Challenge
Omit the images. Copy each entry word for word.

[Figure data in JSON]

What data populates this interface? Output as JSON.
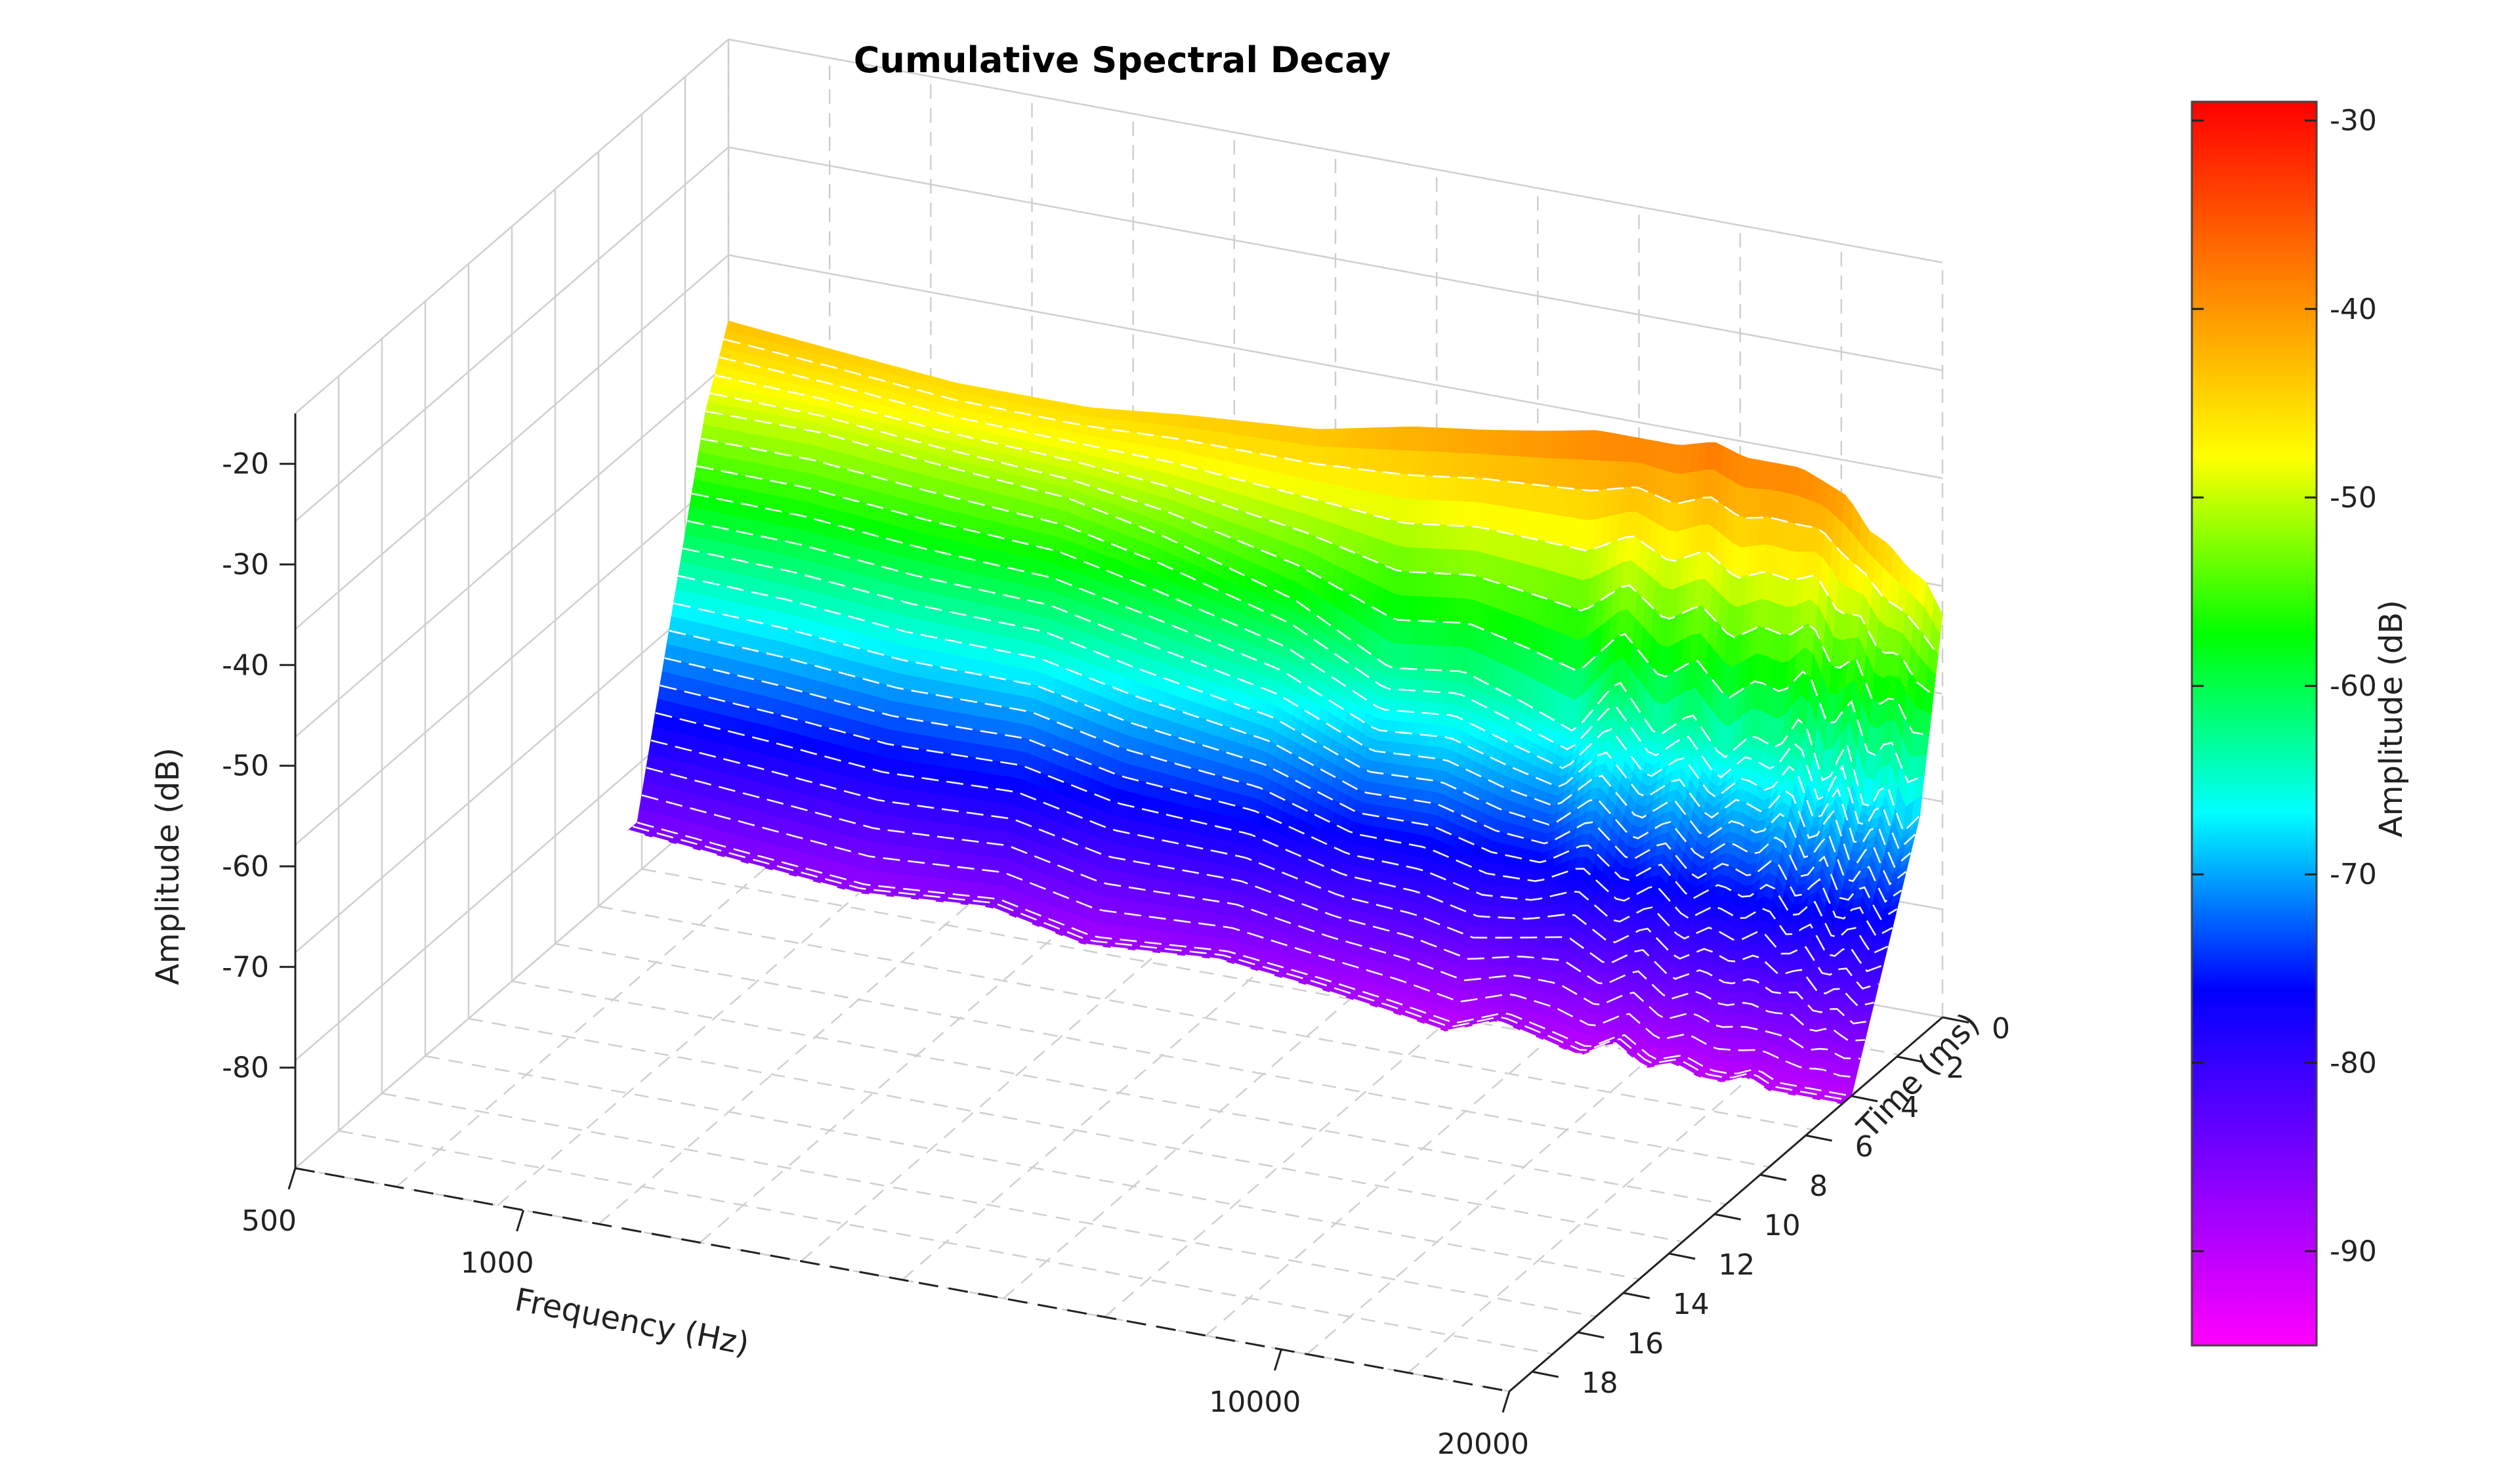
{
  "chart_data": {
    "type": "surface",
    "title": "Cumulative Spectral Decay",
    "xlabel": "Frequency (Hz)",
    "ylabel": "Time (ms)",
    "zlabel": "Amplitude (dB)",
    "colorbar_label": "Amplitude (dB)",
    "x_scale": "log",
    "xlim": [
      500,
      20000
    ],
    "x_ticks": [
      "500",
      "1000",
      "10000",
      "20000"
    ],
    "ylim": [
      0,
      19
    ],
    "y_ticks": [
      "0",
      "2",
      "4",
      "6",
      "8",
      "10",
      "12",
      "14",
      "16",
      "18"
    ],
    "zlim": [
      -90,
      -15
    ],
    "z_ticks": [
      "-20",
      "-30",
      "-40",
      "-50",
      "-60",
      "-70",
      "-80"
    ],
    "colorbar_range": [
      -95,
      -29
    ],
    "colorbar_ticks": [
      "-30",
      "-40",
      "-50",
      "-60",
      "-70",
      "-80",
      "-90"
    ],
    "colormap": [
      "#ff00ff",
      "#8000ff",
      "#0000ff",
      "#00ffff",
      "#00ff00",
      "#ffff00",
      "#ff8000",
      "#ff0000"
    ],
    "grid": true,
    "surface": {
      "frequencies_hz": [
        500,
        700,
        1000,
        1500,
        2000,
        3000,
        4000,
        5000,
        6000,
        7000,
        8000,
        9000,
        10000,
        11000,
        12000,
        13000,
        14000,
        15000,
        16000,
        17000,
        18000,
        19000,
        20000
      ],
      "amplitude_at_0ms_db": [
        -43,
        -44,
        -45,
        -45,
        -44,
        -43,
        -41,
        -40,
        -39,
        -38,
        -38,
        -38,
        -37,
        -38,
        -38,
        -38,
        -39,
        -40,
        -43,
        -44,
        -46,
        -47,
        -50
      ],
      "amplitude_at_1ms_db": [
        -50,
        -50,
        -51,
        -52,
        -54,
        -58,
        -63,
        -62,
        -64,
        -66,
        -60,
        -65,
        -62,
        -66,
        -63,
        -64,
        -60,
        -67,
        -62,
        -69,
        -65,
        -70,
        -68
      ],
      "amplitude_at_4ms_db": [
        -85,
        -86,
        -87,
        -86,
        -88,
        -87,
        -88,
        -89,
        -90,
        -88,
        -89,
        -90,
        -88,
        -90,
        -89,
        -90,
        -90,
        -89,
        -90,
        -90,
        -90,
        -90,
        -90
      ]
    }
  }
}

Task result
What data populates this interface? Output as JSON.
{
  "chart_data": {
    "type": "surface",
    "title": "Cumulative Spectral Decay",
    "xlabel": "Frequency (Hz)",
    "ylabel": "Time (ms)",
    "zlabel": "Amplitude (dB)",
    "colorbar_label": "Amplitude (dB)",
    "x_scale": "log",
    "xlim": [
      500,
      20000
    ],
    "x_ticks": [
      "500",
      "1000",
      "10000",
      "20000"
    ],
    "ylim": [
      0,
      19
    ],
    "y_ticks": [
      "0",
      "2",
      "4",
      "6",
      "8",
      "10",
      "12",
      "14",
      "16",
      "18"
    ],
    "zlim": [
      -90,
      -15
    ],
    "z_ticks": [
      "-20",
      "-30",
      "-40",
      "-50",
      "-60",
      "-70",
      "-80"
    ],
    "colorbar_range": [
      -95,
      -29
    ],
    "colorbar_ticks": [
      "-30",
      "-40",
      "-50",
      "-60",
      "-70",
      "-80",
      "-90"
    ],
    "colormap": [
      "#ff00ff",
      "#8000ff",
      "#0000ff",
      "#00ffff",
      "#00ff00",
      "#ffff00",
      "#ff8000",
      "#ff0000"
    ],
    "grid": true,
    "surface": {
      "frequencies_hz": [
        500,
        700,
        1000,
        1500,
        2000,
        3000,
        4000,
        5000,
        6000,
        7000,
        8000,
        9000,
        10000,
        11000,
        12000,
        13000,
        14000,
        15000,
        16000,
        17000,
        18000,
        19000,
        20000
      ],
      "amplitude_at_0ms_db": [
        -43,
        -44,
        -45,
        -45,
        -44,
        -43,
        -41,
        -40,
        -39,
        -38,
        -38,
        -38,
        -37,
        -38,
        -38,
        -38,
        -39,
        -40,
        -43,
        -44,
        -46,
        -47,
        -50
      ],
      "amplitude_at_1ms_db": [
        -50,
        -50,
        -51,
        -52,
        -54,
        -58,
        -63,
        -62,
        -64,
        -66,
        -60,
        -65,
        -62,
        -66,
        -63,
        -64,
        -60,
        -67,
        -62,
        -69,
        -65,
        -70,
        -68
      ],
      "amplitude_at_4ms_db": [
        -85,
        -86,
        -87,
        -86,
        -88,
        -87,
        -88,
        -89,
        -90,
        -88,
        -89,
        -90,
        -88,
        -90,
        -89,
        -90,
        -90,
        -89,
        -90,
        -90,
        -90,
        -90,
        -90
      ]
    }
  }
}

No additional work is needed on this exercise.